**Stated problem:** The records below are to be copied word for word, with every picture left out.

**The records:**
++++++++++++++++++++
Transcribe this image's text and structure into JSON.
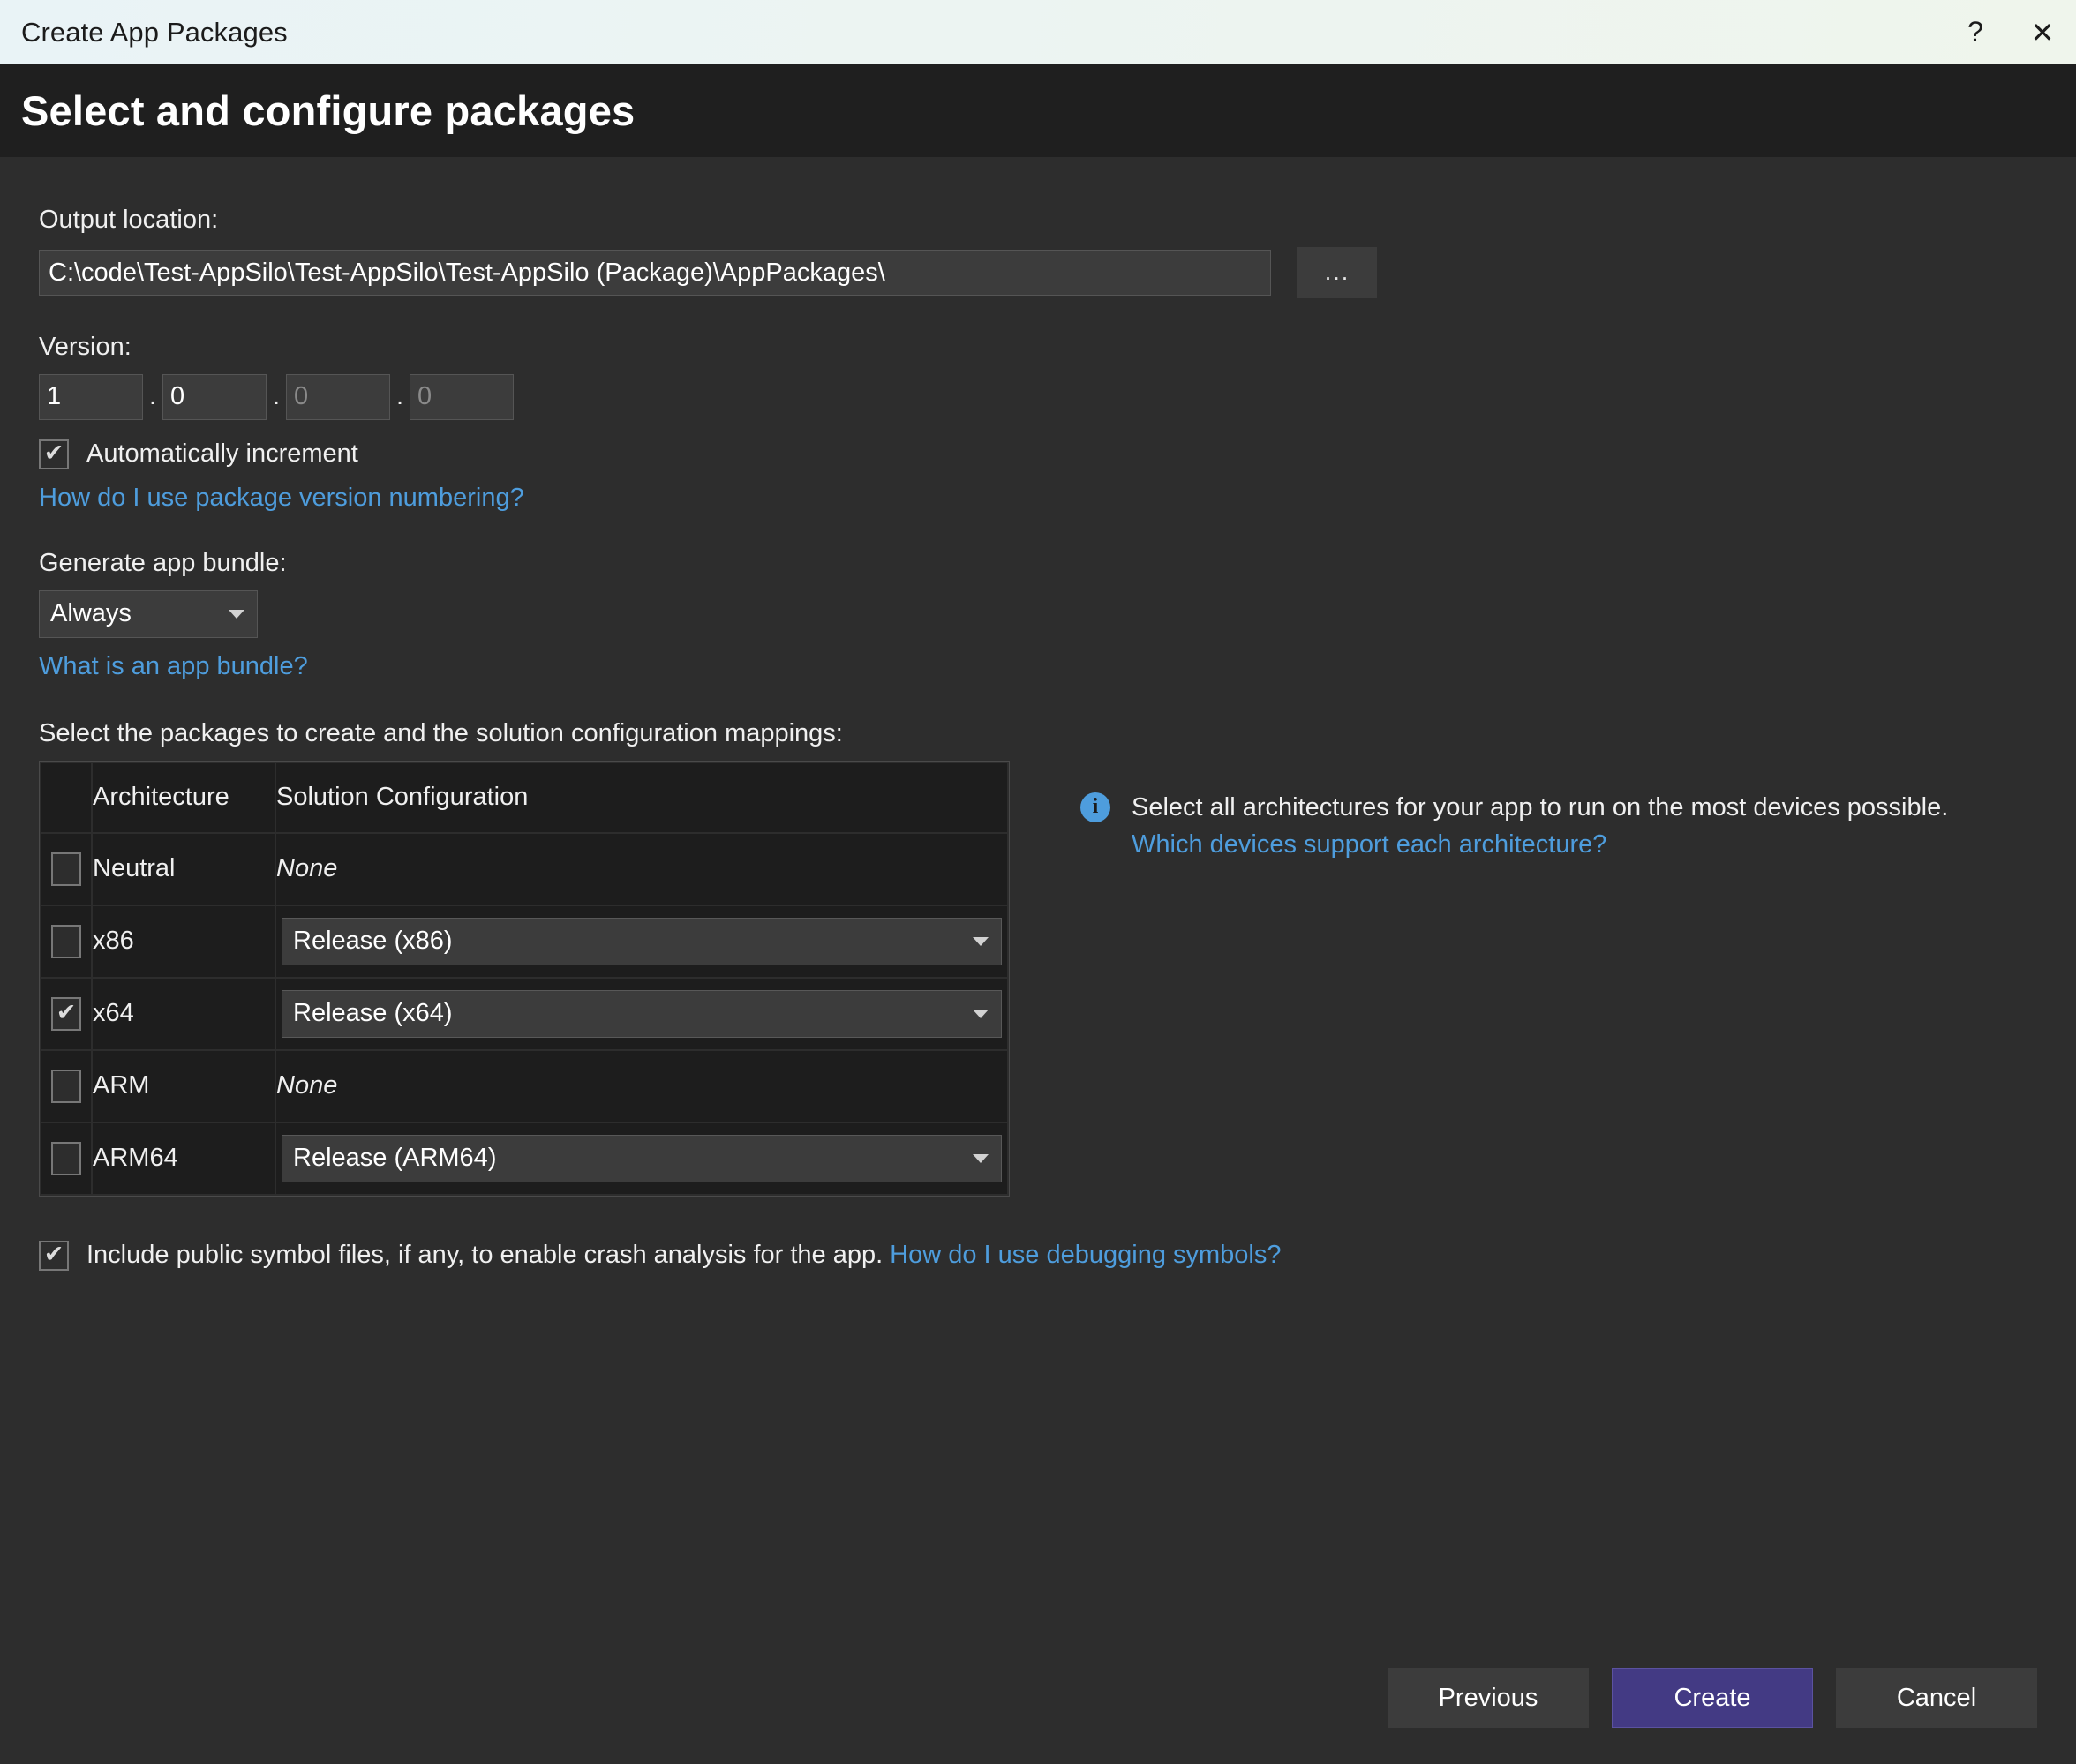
{
  "window": {
    "title": "Create App Packages",
    "help_icon": "?",
    "close_icon": "✕"
  },
  "header": {
    "title": "Select and configure packages"
  },
  "output": {
    "label": "Output location:",
    "path": "C:\\code\\Test-AppSilo\\Test-AppSilo\\Test-AppSilo (Package)\\AppPackages\\",
    "browse_label": "..."
  },
  "version": {
    "label": "Version:",
    "major": "1",
    "minor": "0",
    "build": "0",
    "revision": "0",
    "separator": ".",
    "auto_increment": {
      "label": "Automatically increment",
      "checked": true,
      "tick": "✔"
    },
    "help_link": "How do I use package version numbering?"
  },
  "bundle": {
    "label": "Generate app bundle:",
    "selected": "Always",
    "help_link": "What is an app bundle?"
  },
  "packages": {
    "label": "Select the packages to create and the solution configuration mappings:",
    "columns": [
      "",
      "Architecture",
      "Solution Configuration"
    ],
    "rows": [
      {
        "checked": false,
        "tick": "✔",
        "architecture": "Neutral",
        "configuration": "None",
        "config_type": "none"
      },
      {
        "checked": false,
        "tick": "✔",
        "architecture": "x86",
        "configuration": "Release (x86)",
        "config_type": "select"
      },
      {
        "checked": true,
        "tick": "✔",
        "architecture": "x64",
        "configuration": "Release (x64)",
        "config_type": "select"
      },
      {
        "checked": false,
        "tick": "✔",
        "architecture": "ARM",
        "configuration": "None",
        "config_type": "none"
      },
      {
        "checked": false,
        "tick": "✔",
        "architecture": "ARM64",
        "configuration": "Release (ARM64)",
        "config_type": "select"
      }
    ]
  },
  "info": {
    "icon": "i",
    "text": "Select all architectures for your app to run on the most devices possible.",
    "link": "Which devices support each architecture?"
  },
  "symbols": {
    "checked": true,
    "tick": "✔",
    "text": "Include public symbol files, if any, to enable crash analysis for the app.",
    "link": "How do I use debugging symbols?"
  },
  "footer": {
    "previous": "Previous",
    "create": "Create",
    "cancel": "Cancel"
  },
  "colors": {
    "accent": "#433a84",
    "link": "#4e9ddd",
    "info": "#4e9ddd",
    "background": "#2d2d2d",
    "header_band": "#1f1f1f",
    "titlebar_start": "#e9f3f6",
    "titlebar_end": "#eff5ec"
  }
}
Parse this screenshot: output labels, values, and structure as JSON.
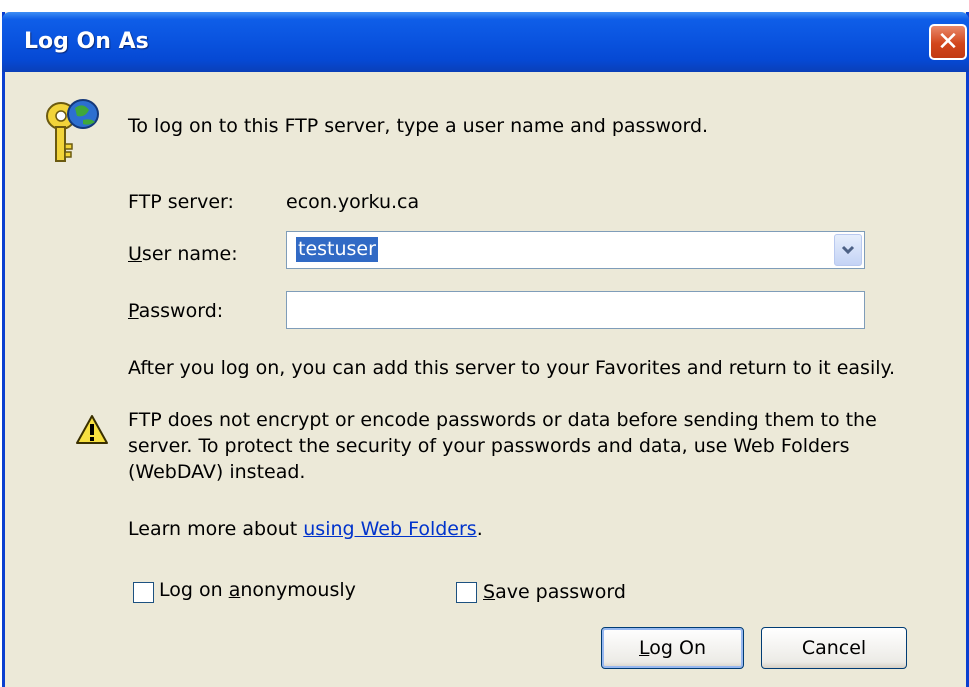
{
  "window": {
    "title": "Log On As"
  },
  "intro_text": "To log on to this FTP server, type a user name and password.",
  "server": {
    "label": "FTP server:",
    "value": "econ.yorku.ca"
  },
  "username": {
    "label_accel": "U",
    "label_rest": "ser name:",
    "value": "testuser"
  },
  "password": {
    "label_accel": "P",
    "label_rest": "assword:",
    "value": ""
  },
  "favorites_note": "After you log on, you can add this server to your Favorites and return to it easily.",
  "warning": {
    "line1": "FTP does not encrypt or encode passwords or data before sending them to the",
    "line2": "server.  To protect the security of your passwords and data, use Web Folders",
    "line3": "(WebDAV) instead."
  },
  "learn_more": {
    "prefix": "Learn more about ",
    "link": "using Web Folders",
    "suffix": "."
  },
  "options": {
    "anonymous": {
      "pre": "Log on ",
      "accel": "a",
      "post": "nonymously",
      "checked": false
    },
    "save_password": {
      "pre": "",
      "accel": "S",
      "post": "ave password",
      "checked": false
    }
  },
  "buttons": {
    "logon": {
      "accel": "L",
      "rest": "og On"
    },
    "cancel": "Cancel"
  },
  "colors": {
    "titlebar": "#0a54e0",
    "dialog_bg": "#ece9d8",
    "selection": "#316ac5",
    "link": "#0033cc"
  }
}
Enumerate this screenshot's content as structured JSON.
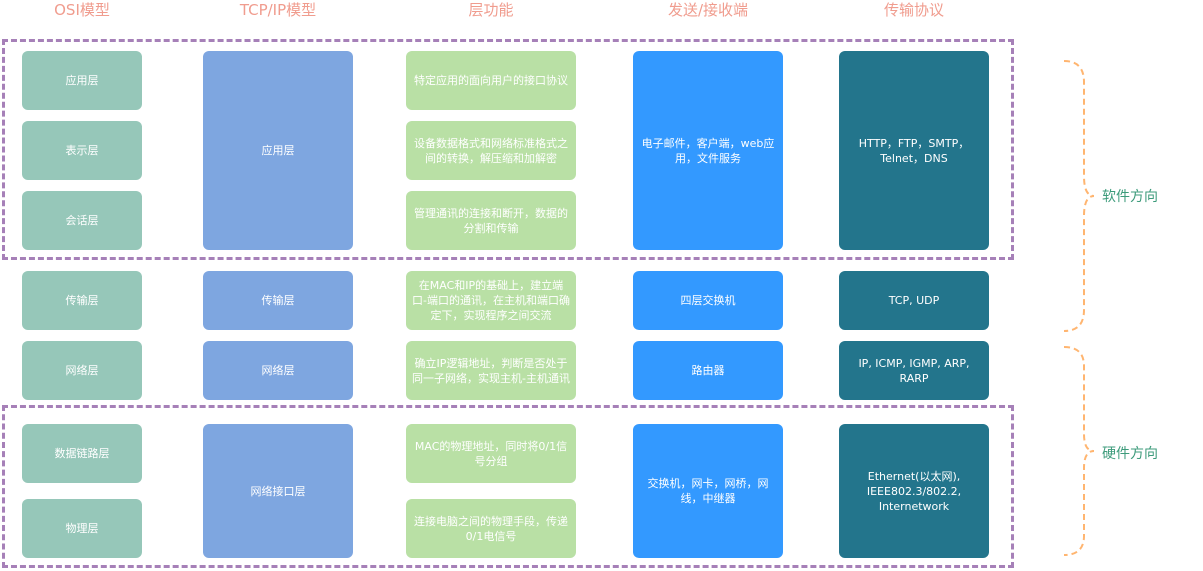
{
  "headers": {
    "osi": "OSI模型",
    "tcpip": "TCP/IP模型",
    "function": "层功能",
    "device": "发送/接收端",
    "protocol": "传输协议"
  },
  "osi_layers": [
    "应用层",
    "表示层",
    "会话层",
    "传输层",
    "网络层",
    "数据链路层",
    "物理层"
  ],
  "tcpip_layers": [
    "应用层",
    "传输层",
    "网络层",
    "网络接口层"
  ],
  "functions": [
    "特定应用的面向用户的接口协议",
    "设备数据格式和网络标准格式之间的转换，解压缩和加解密",
    "管理通讯的连接和断开，数据的分割和传输",
    "在MAC和IP的基础上，建立端口-端口的通讯，在主机和端口确定下，实现程序之间交流",
    "确立IP逻辑地址，判断是否处于同一子网络，实现主机-主机通讯",
    "MAC的物理地址，同时将0/1信号分组",
    "连接电脑之间的物理手段，传递0/1电信号"
  ],
  "devices": [
    "电子邮件，客户端，web应用，文件服务",
    "四层交换机",
    "路由器",
    "交换机，网卡，网桥，网线，中继器"
  ],
  "protocols": [
    "HTTP，FTP，SMTP，Telnet，DNS",
    "TCP, UDP",
    "IP, ICMP, IGMP, ARP, RARP",
    "Ethernet(以太网), IEEE802.3/802.2, Internetwork"
  ],
  "side_labels": {
    "software": "软件方向",
    "hardware": "硬件方向"
  },
  "colors": {
    "osi": "#96c7b9",
    "tcpip": "#7ea6e0",
    "function": "#b9e0a5",
    "device": "#3399ff",
    "protocol": "#23758c",
    "dashed_border": "#a680b8",
    "brace": "#ffb570",
    "header_text": "#f09c8e",
    "side_text": "#3d9b7b"
  }
}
++++++++++++++++++++
**Solved problem:**
Transcribe this image's text and structure into JSON.
{
  "window": {
    "title": "Create App Packages",
    "help_icon": "?",
    "close_icon": "✕"
  },
  "header": {
    "title": "Select and configure packages"
  },
  "output": {
    "label": "Output location:",
    "path": "C:\\code\\Test-AppSilo\\Test-AppSilo\\Test-AppSilo (Package)\\AppPackages\\",
    "browse_label": "..."
  },
  "version": {
    "label": "Version:",
    "major": "1",
    "minor": "0",
    "build": "0",
    "revision": "0",
    "separator": ".",
    "auto_increment": {
      "label": "Automatically increment",
      "checked": true,
      "tick": "✔"
    },
    "help_link": "How do I use package version numbering?"
  },
  "bundle": {
    "label": "Generate app bundle:",
    "selected": "Always",
    "help_link": "What is an app bundle?"
  },
  "packages": {
    "label": "Select the packages to create and the solution configuration mappings:",
    "columns": [
      "",
      "Architecture",
      "Solution Configuration"
    ],
    "rows": [
      {
        "checked": false,
        "tick": "✔",
        "architecture": "Neutral",
        "configuration": "None",
        "config_type": "none"
      },
      {
        "checked": false,
        "tick": "✔",
        "architecture": "x86",
        "configuration": "Release (x86)",
        "config_type": "select"
      },
      {
        "checked": true,
        "tick": "✔",
        "architecture": "x64",
        "configuration": "Release (x64)",
        "config_type": "select"
      },
      {
        "checked": false,
        "tick": "✔",
        "architecture": "ARM",
        "configuration": "None",
        "config_type": "none"
      },
      {
        "checked": false,
        "tick": "✔",
        "architecture": "ARM64",
        "configuration": "Release (ARM64)",
        "config_type": "select"
      }
    ]
  },
  "info": {
    "icon": "i",
    "text": "Select all architectures for your app to run on the most devices possible.",
    "link": "Which devices support each architecture?"
  },
  "symbols": {
    "checked": true,
    "tick": "✔",
    "text": "Include public symbol files, if any, to enable crash analysis for the app.",
    "link": "How do I use debugging symbols?"
  },
  "footer": {
    "previous": "Previous",
    "create": "Create",
    "cancel": "Cancel"
  },
  "colors": {
    "accent": "#433a84",
    "link": "#4e9ddd",
    "info": "#4e9ddd",
    "background": "#2d2d2d",
    "header_band": "#1f1f1f",
    "titlebar_start": "#e9f3f6",
    "titlebar_end": "#eff5ec"
  }
}
Parse this screenshot: output labels, values, and structure as JSON.
{
  "window": {
    "title": "Log On As"
  },
  "intro_text": "To log on to this FTP server, type a user name and password.",
  "server": {
    "label": "FTP server:",
    "value": "econ.yorku.ca"
  },
  "username": {
    "label_accel": "U",
    "label_rest": "ser name:",
    "value": "testuser"
  },
  "password": {
    "label_accel": "P",
    "label_rest": "assword:",
    "value": ""
  },
  "favorites_note": "After you log on, you can add this server to your Favorites and return to it easily.",
  "warning": {
    "line1": "FTP does not encrypt or encode passwords or data before sending them to the",
    "line2": "server.  To protect the security of your passwords and data, use Web Folders",
    "line3": "(WebDAV) instead."
  },
  "learn_more": {
    "prefix": "Learn more about ",
    "link": "using Web Folders",
    "suffix": "."
  },
  "options": {
    "anonymous": {
      "pre": "Log on ",
      "accel": "a",
      "post": "nonymously",
      "checked": false
    },
    "save_password": {
      "pre": "",
      "accel": "S",
      "post": "ave password",
      "checked": false
    }
  },
  "buttons": {
    "logon": {
      "accel": "L",
      "rest": "og On"
    },
    "cancel": "Cancel"
  },
  "colors": {
    "titlebar": "#0a54e0",
    "dialog_bg": "#ece9d8",
    "selection": "#316ac5",
    "link": "#0033cc"
  }
}
Enumerate this screenshot's content as structured JSON.
{
  "headers": {
    "osi": "OSI模型",
    "tcpip": "TCP/IP模型",
    "function": "层功能",
    "device": "发送/接收端",
    "protocol": "传输协议"
  },
  "osi_layers": [
    "应用层",
    "表示层",
    "会话层",
    "传输层",
    "网络层",
    "数据链路层",
    "物理层"
  ],
  "tcpip_layers": [
    "应用层",
    "传输层",
    "网络层",
    "网络接口层"
  ],
  "functions": [
    "特定应用的面向用户的接口协议",
    "设备数据格式和网络标准格式之间的转换，解压缩和加解密",
    "管理通讯的连接和断开，数据的分割和传输",
    "在MAC和IP的基础上，建立端口-端口的通讯，在主机和端口确定下，实现程序之间交流",
    "确立IP逻辑地址，判断是否处于同一子网络，实现主机-主机通讯",
    "MAC的物理地址，同时将0/1信号分组",
    "连接电脑之间的物理手段，传递0/1电信号"
  ],
  "devices": [
    "电子邮件，客户端，web应用，文件服务",
    "四层交换机",
    "路由器",
    "交换机，网卡，网桥，网线，中继器"
  ],
  "protocols": [
    "HTTP，FTP，SMTP，Telnet，DNS",
    "TCP, UDP",
    "IP, ICMP, IGMP, ARP, RARP",
    "Ethernet(以太网), IEEE802.3/802.2, Internetwork"
  ],
  "side_labels": {
    "software": "软件方向",
    "hardware": "硬件方向"
  },
  "colors": {
    "osi": "#96c7b9",
    "tcpip": "#7ea6e0",
    "function": "#b9e0a5",
    "device": "#3399ff",
    "protocol": "#23758c",
    "dashed_border": "#a680b8",
    "brace": "#ffb570",
    "header_text": "#f09c8e",
    "side_text": "#3d9b7b"
  }
}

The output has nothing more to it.